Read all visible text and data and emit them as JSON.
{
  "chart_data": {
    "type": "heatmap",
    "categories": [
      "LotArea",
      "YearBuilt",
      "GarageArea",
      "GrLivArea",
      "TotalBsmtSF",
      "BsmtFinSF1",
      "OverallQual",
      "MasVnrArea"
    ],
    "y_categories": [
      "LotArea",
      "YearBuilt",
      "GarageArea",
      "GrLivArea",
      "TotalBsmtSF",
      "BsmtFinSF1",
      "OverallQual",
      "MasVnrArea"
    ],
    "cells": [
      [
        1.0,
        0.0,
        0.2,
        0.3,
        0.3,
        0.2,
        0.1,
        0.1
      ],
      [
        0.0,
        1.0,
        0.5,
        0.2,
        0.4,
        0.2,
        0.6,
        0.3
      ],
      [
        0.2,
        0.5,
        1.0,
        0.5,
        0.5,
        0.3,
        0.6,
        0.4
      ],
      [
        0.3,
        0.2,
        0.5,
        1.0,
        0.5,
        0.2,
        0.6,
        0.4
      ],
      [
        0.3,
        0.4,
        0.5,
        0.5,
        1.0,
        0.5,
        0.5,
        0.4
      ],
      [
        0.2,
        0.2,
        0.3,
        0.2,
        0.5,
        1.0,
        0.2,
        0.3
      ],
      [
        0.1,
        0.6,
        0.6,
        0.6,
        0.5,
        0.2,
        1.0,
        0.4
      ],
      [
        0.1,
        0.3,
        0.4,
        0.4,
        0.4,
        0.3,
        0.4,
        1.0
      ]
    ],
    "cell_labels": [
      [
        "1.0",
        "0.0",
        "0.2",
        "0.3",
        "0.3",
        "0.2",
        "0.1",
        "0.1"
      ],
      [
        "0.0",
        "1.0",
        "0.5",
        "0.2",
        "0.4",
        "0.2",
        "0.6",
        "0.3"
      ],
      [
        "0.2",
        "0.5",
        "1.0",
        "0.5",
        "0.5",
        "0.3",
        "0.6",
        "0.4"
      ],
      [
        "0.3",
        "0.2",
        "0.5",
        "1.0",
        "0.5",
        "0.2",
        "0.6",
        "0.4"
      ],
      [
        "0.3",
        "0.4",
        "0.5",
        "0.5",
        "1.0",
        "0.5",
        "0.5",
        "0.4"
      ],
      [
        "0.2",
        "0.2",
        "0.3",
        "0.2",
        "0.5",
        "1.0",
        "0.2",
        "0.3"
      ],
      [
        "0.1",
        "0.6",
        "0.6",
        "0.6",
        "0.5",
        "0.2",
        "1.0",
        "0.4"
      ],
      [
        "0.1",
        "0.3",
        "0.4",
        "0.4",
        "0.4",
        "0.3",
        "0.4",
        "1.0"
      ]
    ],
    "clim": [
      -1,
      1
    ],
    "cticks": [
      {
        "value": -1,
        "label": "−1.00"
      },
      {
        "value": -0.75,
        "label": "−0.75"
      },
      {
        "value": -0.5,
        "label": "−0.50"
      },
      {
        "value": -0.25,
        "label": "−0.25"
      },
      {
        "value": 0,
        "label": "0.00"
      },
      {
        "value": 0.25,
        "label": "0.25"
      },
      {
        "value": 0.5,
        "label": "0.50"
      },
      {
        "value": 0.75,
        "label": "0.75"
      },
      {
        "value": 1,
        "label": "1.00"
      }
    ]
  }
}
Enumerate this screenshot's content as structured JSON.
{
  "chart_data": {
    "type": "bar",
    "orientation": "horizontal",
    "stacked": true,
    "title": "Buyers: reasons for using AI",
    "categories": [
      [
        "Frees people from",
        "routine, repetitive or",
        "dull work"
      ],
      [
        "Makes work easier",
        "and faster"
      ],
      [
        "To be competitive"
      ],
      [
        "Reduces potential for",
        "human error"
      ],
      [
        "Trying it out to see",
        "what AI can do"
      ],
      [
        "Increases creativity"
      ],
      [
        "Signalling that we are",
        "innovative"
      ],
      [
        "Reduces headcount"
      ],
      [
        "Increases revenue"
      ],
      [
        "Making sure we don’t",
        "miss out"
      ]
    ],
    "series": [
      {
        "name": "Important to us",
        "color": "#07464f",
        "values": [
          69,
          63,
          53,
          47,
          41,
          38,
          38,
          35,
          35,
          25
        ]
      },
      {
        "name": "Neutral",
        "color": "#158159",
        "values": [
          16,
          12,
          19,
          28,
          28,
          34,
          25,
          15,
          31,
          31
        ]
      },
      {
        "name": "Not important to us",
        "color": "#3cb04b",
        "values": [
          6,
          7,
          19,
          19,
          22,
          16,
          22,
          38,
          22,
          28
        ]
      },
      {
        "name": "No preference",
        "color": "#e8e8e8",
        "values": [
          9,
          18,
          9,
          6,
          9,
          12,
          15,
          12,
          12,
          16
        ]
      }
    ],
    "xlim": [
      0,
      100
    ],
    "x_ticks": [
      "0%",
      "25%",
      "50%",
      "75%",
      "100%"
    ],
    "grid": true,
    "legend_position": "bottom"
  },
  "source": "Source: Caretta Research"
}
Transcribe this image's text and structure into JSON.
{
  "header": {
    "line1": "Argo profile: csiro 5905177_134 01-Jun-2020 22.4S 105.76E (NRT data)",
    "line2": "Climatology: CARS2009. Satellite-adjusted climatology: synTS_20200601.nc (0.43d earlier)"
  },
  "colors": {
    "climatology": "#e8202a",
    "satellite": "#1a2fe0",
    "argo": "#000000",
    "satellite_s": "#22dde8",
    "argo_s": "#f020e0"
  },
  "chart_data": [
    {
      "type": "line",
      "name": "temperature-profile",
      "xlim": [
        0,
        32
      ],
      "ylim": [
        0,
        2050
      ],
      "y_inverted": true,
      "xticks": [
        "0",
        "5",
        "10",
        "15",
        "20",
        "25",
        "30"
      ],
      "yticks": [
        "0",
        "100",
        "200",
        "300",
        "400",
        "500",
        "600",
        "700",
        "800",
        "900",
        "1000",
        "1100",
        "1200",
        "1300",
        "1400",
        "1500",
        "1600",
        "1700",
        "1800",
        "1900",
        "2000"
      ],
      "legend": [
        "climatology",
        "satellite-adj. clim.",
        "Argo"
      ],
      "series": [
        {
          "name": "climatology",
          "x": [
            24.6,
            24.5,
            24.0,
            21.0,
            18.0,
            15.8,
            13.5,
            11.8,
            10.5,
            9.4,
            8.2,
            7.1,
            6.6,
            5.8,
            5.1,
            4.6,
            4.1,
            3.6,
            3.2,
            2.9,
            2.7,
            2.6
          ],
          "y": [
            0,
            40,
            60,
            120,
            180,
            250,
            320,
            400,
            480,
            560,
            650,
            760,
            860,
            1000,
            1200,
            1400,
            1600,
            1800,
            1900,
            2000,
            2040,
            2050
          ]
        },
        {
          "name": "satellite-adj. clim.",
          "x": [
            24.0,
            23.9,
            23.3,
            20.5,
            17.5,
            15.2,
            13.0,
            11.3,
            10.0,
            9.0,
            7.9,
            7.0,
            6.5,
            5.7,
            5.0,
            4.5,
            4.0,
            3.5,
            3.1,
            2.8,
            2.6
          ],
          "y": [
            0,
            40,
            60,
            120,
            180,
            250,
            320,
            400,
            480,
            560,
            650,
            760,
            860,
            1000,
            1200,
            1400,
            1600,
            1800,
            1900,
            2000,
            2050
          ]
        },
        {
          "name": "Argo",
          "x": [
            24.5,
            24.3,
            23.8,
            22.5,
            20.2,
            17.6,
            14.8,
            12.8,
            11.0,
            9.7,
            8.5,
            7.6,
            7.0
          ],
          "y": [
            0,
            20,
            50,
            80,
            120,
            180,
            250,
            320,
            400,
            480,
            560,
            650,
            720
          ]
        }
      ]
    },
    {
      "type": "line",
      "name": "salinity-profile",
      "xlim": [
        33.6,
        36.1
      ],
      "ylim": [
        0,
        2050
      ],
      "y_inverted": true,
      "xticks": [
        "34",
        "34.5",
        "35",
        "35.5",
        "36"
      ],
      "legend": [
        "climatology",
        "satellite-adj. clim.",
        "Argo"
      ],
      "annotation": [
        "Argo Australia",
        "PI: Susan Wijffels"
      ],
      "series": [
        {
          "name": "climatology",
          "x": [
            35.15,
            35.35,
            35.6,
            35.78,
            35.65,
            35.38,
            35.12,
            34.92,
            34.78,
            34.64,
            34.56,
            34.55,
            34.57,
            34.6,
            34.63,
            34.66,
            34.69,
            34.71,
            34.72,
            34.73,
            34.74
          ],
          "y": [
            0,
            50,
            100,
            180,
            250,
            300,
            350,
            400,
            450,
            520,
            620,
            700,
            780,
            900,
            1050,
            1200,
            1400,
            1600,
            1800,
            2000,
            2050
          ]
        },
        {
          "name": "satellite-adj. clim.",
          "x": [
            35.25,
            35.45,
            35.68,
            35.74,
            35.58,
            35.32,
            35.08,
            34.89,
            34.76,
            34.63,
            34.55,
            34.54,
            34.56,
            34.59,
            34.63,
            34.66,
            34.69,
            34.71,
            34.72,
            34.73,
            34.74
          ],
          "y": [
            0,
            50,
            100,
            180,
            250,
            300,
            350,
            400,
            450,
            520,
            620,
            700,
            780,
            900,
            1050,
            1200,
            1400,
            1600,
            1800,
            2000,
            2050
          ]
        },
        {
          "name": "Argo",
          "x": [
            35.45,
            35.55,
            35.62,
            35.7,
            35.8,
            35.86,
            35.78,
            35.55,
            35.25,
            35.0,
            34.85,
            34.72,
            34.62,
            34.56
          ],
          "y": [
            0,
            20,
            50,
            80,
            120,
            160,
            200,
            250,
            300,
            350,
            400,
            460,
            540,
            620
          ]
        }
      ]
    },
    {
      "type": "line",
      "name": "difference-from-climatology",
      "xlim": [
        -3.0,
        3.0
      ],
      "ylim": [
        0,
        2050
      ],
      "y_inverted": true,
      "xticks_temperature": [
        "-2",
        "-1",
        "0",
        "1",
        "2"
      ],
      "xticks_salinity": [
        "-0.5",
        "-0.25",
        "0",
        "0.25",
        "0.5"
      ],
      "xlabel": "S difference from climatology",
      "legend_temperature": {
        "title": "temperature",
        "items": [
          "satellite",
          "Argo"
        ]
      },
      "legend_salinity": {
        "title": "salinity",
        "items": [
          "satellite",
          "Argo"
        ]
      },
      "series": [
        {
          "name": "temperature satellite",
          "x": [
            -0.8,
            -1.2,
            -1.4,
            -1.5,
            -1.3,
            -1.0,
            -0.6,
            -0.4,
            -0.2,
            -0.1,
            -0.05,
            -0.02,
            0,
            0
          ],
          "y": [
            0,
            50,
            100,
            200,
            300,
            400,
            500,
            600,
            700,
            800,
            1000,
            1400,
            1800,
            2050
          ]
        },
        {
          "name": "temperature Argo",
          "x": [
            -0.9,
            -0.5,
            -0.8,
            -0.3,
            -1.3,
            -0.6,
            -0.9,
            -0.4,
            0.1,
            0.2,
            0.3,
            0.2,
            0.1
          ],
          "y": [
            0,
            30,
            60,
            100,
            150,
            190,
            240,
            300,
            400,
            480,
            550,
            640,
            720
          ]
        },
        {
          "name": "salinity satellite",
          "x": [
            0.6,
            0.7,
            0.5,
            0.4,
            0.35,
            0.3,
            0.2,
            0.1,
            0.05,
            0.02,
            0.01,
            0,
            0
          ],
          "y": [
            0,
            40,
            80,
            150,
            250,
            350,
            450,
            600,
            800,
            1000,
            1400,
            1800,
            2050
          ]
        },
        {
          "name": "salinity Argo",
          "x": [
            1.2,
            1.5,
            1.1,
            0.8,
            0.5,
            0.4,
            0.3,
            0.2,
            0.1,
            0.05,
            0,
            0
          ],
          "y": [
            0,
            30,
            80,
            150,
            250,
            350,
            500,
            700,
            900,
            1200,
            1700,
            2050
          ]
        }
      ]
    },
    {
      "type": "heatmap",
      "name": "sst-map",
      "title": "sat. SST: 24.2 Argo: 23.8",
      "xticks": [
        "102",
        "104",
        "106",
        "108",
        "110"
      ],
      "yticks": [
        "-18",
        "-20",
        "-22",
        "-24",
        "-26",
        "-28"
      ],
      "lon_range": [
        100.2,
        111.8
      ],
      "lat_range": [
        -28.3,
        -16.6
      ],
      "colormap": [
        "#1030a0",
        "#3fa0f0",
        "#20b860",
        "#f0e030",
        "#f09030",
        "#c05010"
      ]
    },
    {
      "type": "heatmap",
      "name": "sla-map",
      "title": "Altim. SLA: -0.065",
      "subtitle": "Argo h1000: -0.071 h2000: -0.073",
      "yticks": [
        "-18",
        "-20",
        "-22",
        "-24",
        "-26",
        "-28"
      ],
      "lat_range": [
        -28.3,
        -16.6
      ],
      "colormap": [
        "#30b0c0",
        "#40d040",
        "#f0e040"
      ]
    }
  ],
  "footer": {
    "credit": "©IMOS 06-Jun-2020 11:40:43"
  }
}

**WHAT TO DO:** Locate each line with the word "climatology" and copy it.

**RESULT OF THE TASK:**
    "line2": "Climatology: CARS2009. Satellite-adjusted climatology: synTS_20200601.nc (0.43d earlier)"
    "climatology": "#e8202a",
        "climatology",
          "name": "climatology",
        "climatology",
          "name": "climatology",
      "name": "difference-from-climatology",
      "xlabel": "S difference from climatology",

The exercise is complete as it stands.